Repeat the entries below exactly as they appear, with no pictures.

○ ○ ○

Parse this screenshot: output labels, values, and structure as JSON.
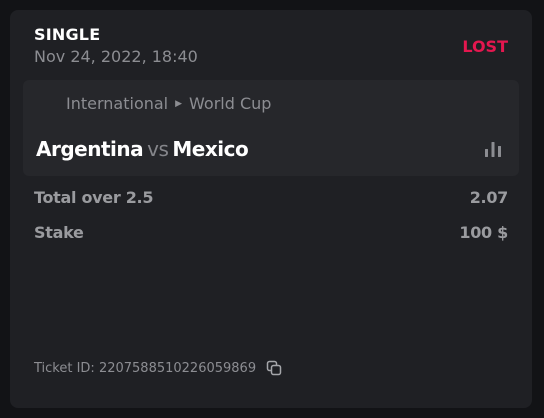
{
  "bet": {
    "type": "SINGLE",
    "date": "Nov 24, 2022, 18:40",
    "status": "LOST",
    "status_color": "#e4174f"
  },
  "event": {
    "category": "International",
    "league": "World Cup",
    "home_team": "Argentina",
    "vs": "vs",
    "away_team": "Mexico",
    "stats_icon": "bar-chart-icon"
  },
  "market": {
    "label": "Total over 2.5",
    "odds": "2.07"
  },
  "stake": {
    "label": "Stake",
    "value": "100 $"
  },
  "ticket": {
    "text": "Ticket ID: 2207588510226059869",
    "copy_icon": "copy-icon"
  }
}
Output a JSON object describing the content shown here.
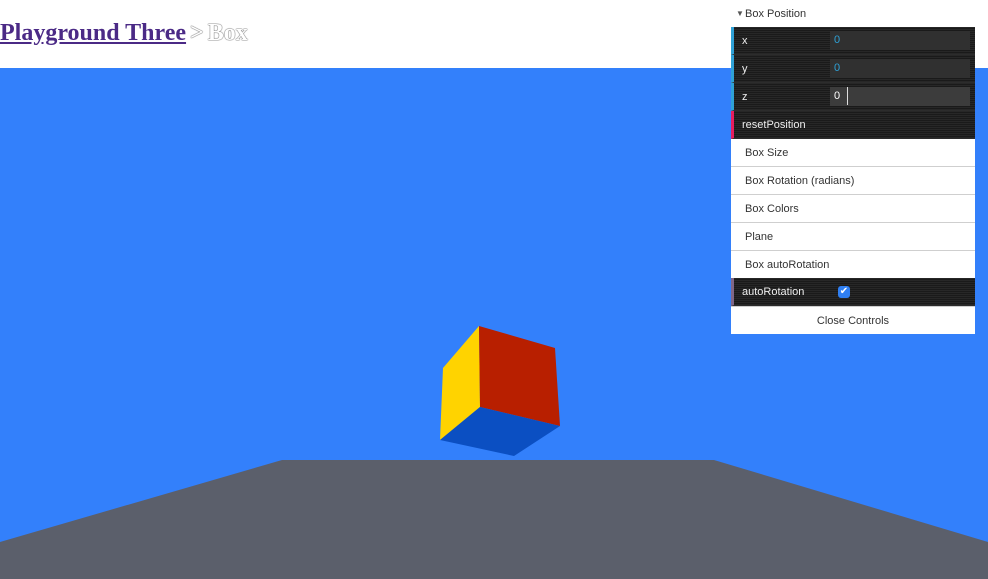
{
  "breadcrumb": {
    "link": "Playground Three",
    "separator": ">",
    "current": "Box"
  },
  "gui": {
    "position_folder": {
      "title": "Box Position",
      "open": true
    },
    "position_fields": [
      {
        "label": "x",
        "value": "0"
      },
      {
        "label": "y",
        "value": "0"
      },
      {
        "label": "z",
        "value": "0"
      }
    ],
    "reset_label": "resetPosition",
    "folders": [
      "Box Size",
      "Box Rotation (radians)",
      "Box Colors",
      "Plane",
      "Box autoRotation"
    ],
    "auto_rotation": {
      "label": "autoRotation",
      "checked": true
    },
    "close_label": "Close Controls"
  },
  "colors": {
    "background": "#3380fb",
    "plane": "#5b5f6b",
    "cube_top": "#b81f00",
    "cube_left": "#ffd300",
    "cube_bottom": "#0b4fc2"
  },
  "icons": {
    "folder_open": "triangle-down-icon",
    "checkbox": "check-icon",
    "text_cursor": "ibeam-cursor-icon"
  }
}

○ ○ ○

### ANSWER FOR THIS EXERCISE
Parse this screenshot: output labels, values, and structure as JSON.
{
  "bet": {
    "type": "SINGLE",
    "date": "Nov 24, 2022, 18:40",
    "status": "LOST",
    "status_color": "#e4174f"
  },
  "event": {
    "category": "International",
    "league": "World Cup",
    "home_team": "Argentina",
    "vs": "vs",
    "away_team": "Mexico",
    "stats_icon": "bar-chart-icon"
  },
  "market": {
    "label": "Total over 2.5",
    "odds": "2.07"
  },
  "stake": {
    "label": "Stake",
    "value": "100 $"
  },
  "ticket": {
    "text": "Ticket ID: 2207588510226059869",
    "copy_icon": "copy-icon"
  }
}
Output a JSON object describing the content shown here.
{
  "breadcrumb": {
    "link": "Playground Three",
    "separator": ">",
    "current": "Box"
  },
  "gui": {
    "position_folder": {
      "title": "Box Position",
      "open": true
    },
    "position_fields": [
      {
        "label": "x",
        "value": "0"
      },
      {
        "label": "y",
        "value": "0"
      },
      {
        "label": "z",
        "value": "0"
      }
    ],
    "reset_label": "resetPosition",
    "folders": [
      "Box Size",
      "Box Rotation (radians)",
      "Box Colors",
      "Plane",
      "Box autoRotation"
    ],
    "auto_rotation": {
      "label": "autoRotation",
      "checked": true
    },
    "close_label": "Close Controls"
  },
  "colors": {
    "background": "#3380fb",
    "plane": "#5b5f6b",
    "cube_top": "#b81f00",
    "cube_left": "#ffd300",
    "cube_bottom": "#0b4fc2"
  },
  "icons": {
    "folder_open": "triangle-down-icon",
    "checkbox": "check-icon",
    "text_cursor": "ibeam-cursor-icon"
  }
}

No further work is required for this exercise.